### WORK INSTRUCTIONS
Each record below is to be copied word for word, with pictures removed.

### Data records

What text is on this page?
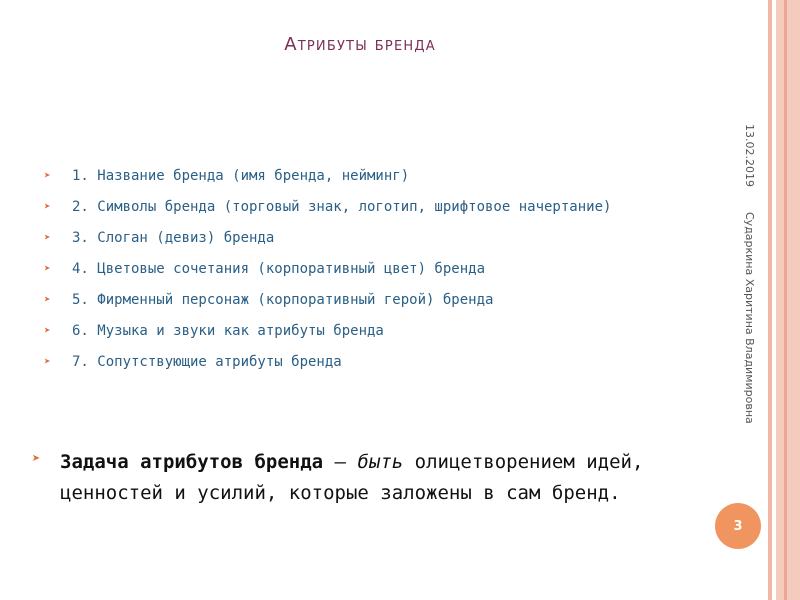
Атрибуты бренда
13.02.2019
Сударкина Харитина Владимировна
➤ 1. Название бренда (имя бренда, нейминг)
➤ 2. Символы бренда (торговый знак, логотип, шрифтовое начертание)
➤ 3. Слоган (девиз) бренда
➤ 4. Цветовые сочетания (корпоративный цвет) бренда
➤ 5. Фирменный персонаж (корпоративный герой) бренда
➤ 6. Музыка и звуки как атрибуты бренда
➤ 7. Сопутствующие атрибуты бренда
➤ Задача атрибутов бренда — быть олицетворением идей, ценностей и усилий, которые заложены в сам бренд.
3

### RESULT OF THIS EXERCISE
What text is on this page?
Атрибуты бренда
13.02.2019
Сударкина Харитина Владимировна
➤ 1. Название бренда (имя бренда, нейминг)
➤ 2. Символы бренда (торговый знак, логотип, шрифтовое начертание)
➤ 3. Слоган (девиз) бренда
➤ 4. Цветовые сочетания (корпоративный цвет) бренда
➤ 5. Фирменный персонаж (корпоративный герой) бренда
➤ 6. Музыка и звуки как атрибуты бренда
➤ 7. Сопутствующие атрибуты бренда
➤ Задача атрибутов бренда — быть олицетворением идей, ценностей и усилий, которые заложены в сам бренд.
3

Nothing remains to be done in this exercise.